» Directions for this task: Repeat what the lines below say, word for word, and skip every image.

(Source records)
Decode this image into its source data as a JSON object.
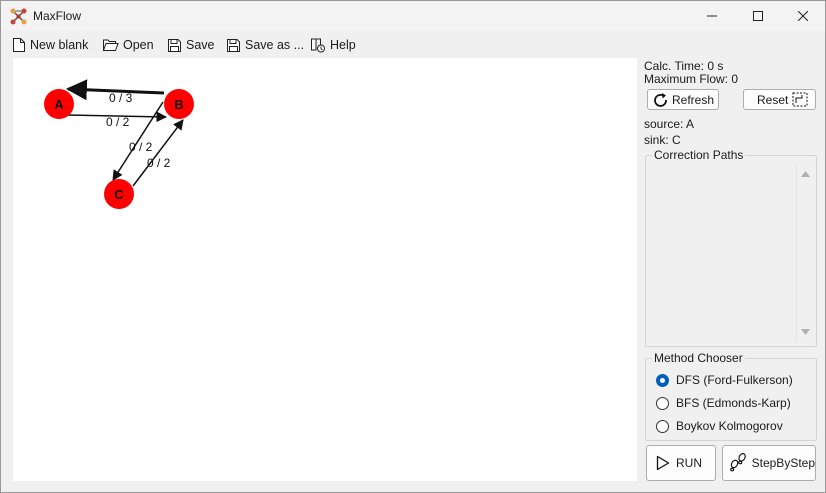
{
  "window": {
    "title": "MaxFlow",
    "controls": [
      "minimize",
      "maximize",
      "close"
    ]
  },
  "menu": {
    "new_blank": "New blank",
    "open": "Open",
    "save": "Save",
    "save_as": "Save as ...",
    "help": "Help"
  },
  "graph": {
    "nodes": [
      {
        "id": "A",
        "label": "A"
      },
      {
        "id": "B",
        "label": "B"
      },
      {
        "id": "C",
        "label": "C"
      }
    ],
    "edges": [
      {
        "from": "B",
        "to": "A",
        "label": "0 / 3"
      },
      {
        "from": "A",
        "to": "B",
        "label": "0 / 2"
      },
      {
        "from": "B",
        "to": "C",
        "label": "0 / 2"
      },
      {
        "from": "C",
        "to": "B",
        "label": "0 / 2"
      }
    ],
    "node_color": "#ff0000"
  },
  "stats": {
    "calc_time": "Calc. Time: 0 s",
    "max_flow": "Maximum Flow: 0"
  },
  "buttons": {
    "refresh": "Refresh",
    "reset": "Reset",
    "run": "RUN",
    "step": "StepByStep"
  },
  "source_sink": {
    "source": "source: A",
    "sink": "sink: C"
  },
  "correction_paths": {
    "legend": "Correction Paths"
  },
  "method_chooser": {
    "legend": "Method Chooser",
    "options": [
      {
        "label": "DFS (Ford-Fulkerson)",
        "checked": true
      },
      {
        "label": "BFS (Edmonds-Karp)",
        "checked": false
      },
      {
        "label": "Boykov Kolmogorov",
        "checked": false
      }
    ]
  },
  "colors": {
    "accent": "#005fb8",
    "node": "#ff0000"
  }
}
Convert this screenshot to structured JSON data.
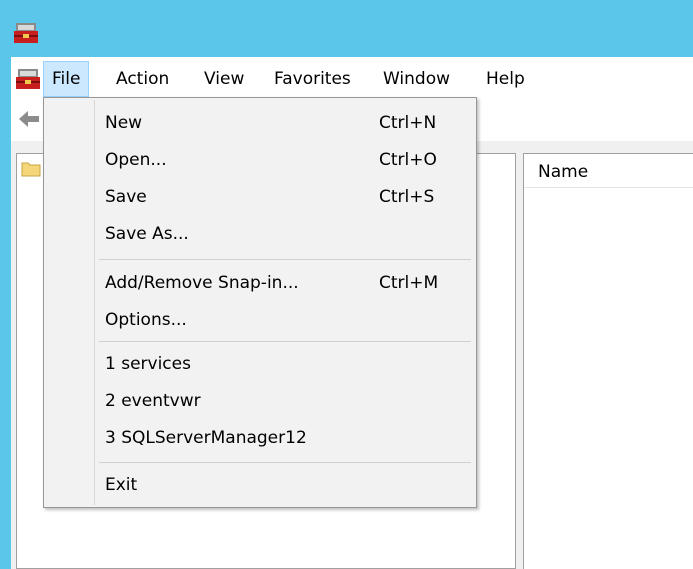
{
  "menu_bar": {
    "items": [
      "File",
      "Action",
      "View",
      "Favorites",
      "Window",
      "Help"
    ],
    "active": "File"
  },
  "list_pane": {
    "columns": [
      "Name"
    ]
  },
  "file_menu": {
    "items": [
      {
        "label": "New",
        "shortcut": "Ctrl+N"
      },
      {
        "label": "Open...",
        "shortcut": "Ctrl+O"
      },
      {
        "label": "Save",
        "shortcut": "Ctrl+S"
      },
      {
        "label": "Save As...",
        "shortcut": ""
      },
      {
        "label": "Add/Remove Snap-in...",
        "shortcut": "Ctrl+M"
      },
      {
        "label": "Options...",
        "shortcut": ""
      },
      {
        "label": "1 services",
        "shortcut": ""
      },
      {
        "label": "2 eventvwr",
        "shortcut": ""
      },
      {
        "label": "3 SQLServerManager12",
        "shortcut": ""
      },
      {
        "label": "Exit",
        "shortcut": ""
      }
    ]
  },
  "icons": {
    "app": "mmc-toolbox-icon",
    "back": "back-arrow-icon",
    "tree_root": "folder-icon"
  },
  "colors": {
    "title_bar": "#5cc5ea",
    "menu_highlight": "#cce8ff",
    "menu_background": "#f2f2f2"
  }
}
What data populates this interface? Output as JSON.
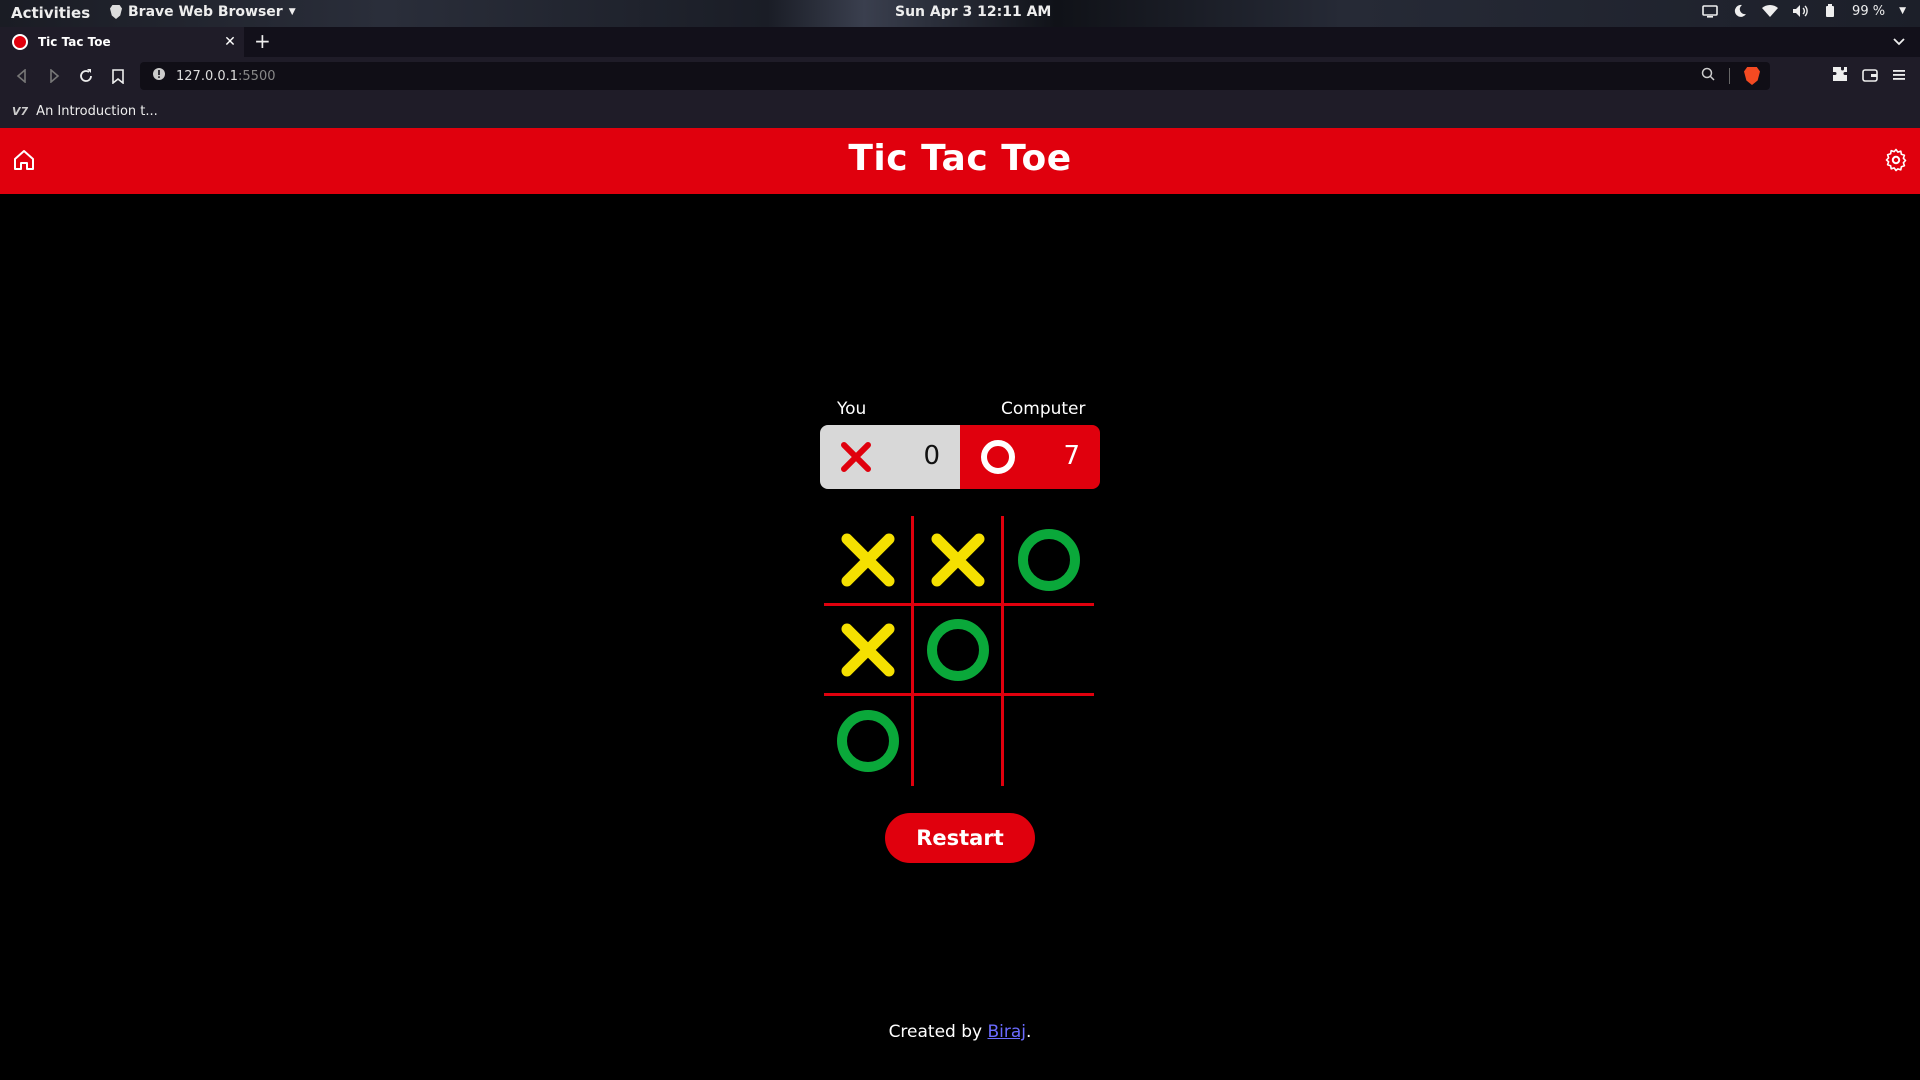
{
  "system": {
    "activities": "Activities",
    "app_name": "Brave Web Browser",
    "clock": "Sun Apr 3  12:11 AM",
    "battery": "99 %"
  },
  "browser": {
    "tab_title": "Tic Tac Toe",
    "url_host": "127.0.0.1",
    "url_port": ":5500",
    "bookmark_label": "An Introduction t..."
  },
  "page": {
    "title": "Tic Tac Toe",
    "players": {
      "you_label": "You",
      "computer_label": "Computer",
      "you_score": "0",
      "computer_score": "7"
    },
    "board": [
      [
        "X",
        "X",
        "O"
      ],
      [
        "X",
        "O",
        ""
      ],
      [
        "O",
        "",
        ""
      ]
    ],
    "restart_label": "Restart",
    "footer_prefix": "Created by ",
    "footer_link": "Biraj",
    "footer_suffix": "."
  },
  "colors": {
    "accent": "#e0000d",
    "x_mark": "#f5e000",
    "o_mark": "#0aa83a"
  }
}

» Task answer:
Decode this image into its source data as a JSON object.
{
  "window": {
    "title": "MaxFlow",
    "controls": [
      "minimize",
      "maximize",
      "close"
    ]
  },
  "menu": {
    "new_blank": "New blank",
    "open": "Open",
    "save": "Save",
    "save_as": "Save as ...",
    "help": "Help"
  },
  "graph": {
    "nodes": [
      {
        "id": "A",
        "label": "A"
      },
      {
        "id": "B",
        "label": "B"
      },
      {
        "id": "C",
        "label": "C"
      }
    ],
    "edges": [
      {
        "from": "B",
        "to": "A",
        "label": "0 / 3"
      },
      {
        "from": "A",
        "to": "B",
        "label": "0 / 2"
      },
      {
        "from": "B",
        "to": "C",
        "label": "0 / 2"
      },
      {
        "from": "C",
        "to": "B",
        "label": "0 / 2"
      }
    ],
    "node_color": "#ff0000"
  },
  "stats": {
    "calc_time": "Calc. Time: 0 s",
    "max_flow": "Maximum Flow: 0"
  },
  "buttons": {
    "refresh": "Refresh",
    "reset": "Reset",
    "run": "RUN",
    "step": "StepByStep"
  },
  "source_sink": {
    "source": "source: A",
    "sink": "sink: C"
  },
  "correction_paths": {
    "legend": "Correction Paths"
  },
  "method_chooser": {
    "legend": "Method Chooser",
    "options": [
      {
        "label": "DFS (Ford-Fulkerson)",
        "checked": true
      },
      {
        "label": "BFS (Edmonds-Karp)",
        "checked": false
      },
      {
        "label": "Boykov Kolmogorov",
        "checked": false
      }
    ]
  },
  "colors": {
    "accent": "#005fb8",
    "node": "#ff0000"
  }
}
Convert this screenshot to structured JSON data.
{
  "menu_bar": {
    "items": [
      "File",
      "Action",
      "View",
      "Favorites",
      "Window",
      "Help"
    ],
    "active": "File"
  },
  "list_pane": {
    "columns": [
      "Name"
    ]
  },
  "file_menu": {
    "items": [
      {
        "label": "New",
        "shortcut": "Ctrl+N"
      },
      {
        "label": "Open...",
        "shortcut": "Ctrl+O"
      },
      {
        "label": "Save",
        "shortcut": "Ctrl+S"
      },
      {
        "label": "Save As...",
        "shortcut": ""
      },
      {
        "label": "Add/Remove Snap-in...",
        "shortcut": "Ctrl+M"
      },
      {
        "label": "Options...",
        "shortcut": ""
      },
      {
        "label": "1 services",
        "shortcut": ""
      },
      {
        "label": "2 eventvwr",
        "shortcut": ""
      },
      {
        "label": "3 SQLServerManager12",
        "shortcut": ""
      },
      {
        "label": "Exit",
        "shortcut": ""
      }
    ]
  },
  "icons": {
    "app": "mmc-toolbox-icon",
    "back": "back-arrow-icon",
    "tree_root": "folder-icon"
  },
  "colors": {
    "title_bar": "#5cc5ea",
    "menu_highlight": "#cce8ff",
    "menu_background": "#f2f2f2"
  }
}
What data populates this interface? Output as JSON.
{
  "system": {
    "activities": "Activities",
    "app_name": "Brave Web Browser",
    "clock": "Sun Apr 3  12:11 AM",
    "battery": "99 %"
  },
  "browser": {
    "tab_title": "Tic Tac Toe",
    "url_host": "127.0.0.1",
    "url_port": ":5500",
    "bookmark_label": "An Introduction t..."
  },
  "page": {
    "title": "Tic Tac Toe",
    "players": {
      "you_label": "You",
      "computer_label": "Computer",
      "you_score": "0",
      "computer_score": "7"
    },
    "board": [
      [
        "X",
        "X",
        "O"
      ],
      [
        "X",
        "O",
        ""
      ],
      [
        "O",
        "",
        ""
      ]
    ],
    "restart_label": "Restart",
    "footer_prefix": "Created by ",
    "footer_link": "Biraj",
    "footer_suffix": "."
  },
  "colors": {
    "accent": "#e0000d",
    "x_mark": "#f5e000",
    "o_mark": "#0aa83a"
  }
}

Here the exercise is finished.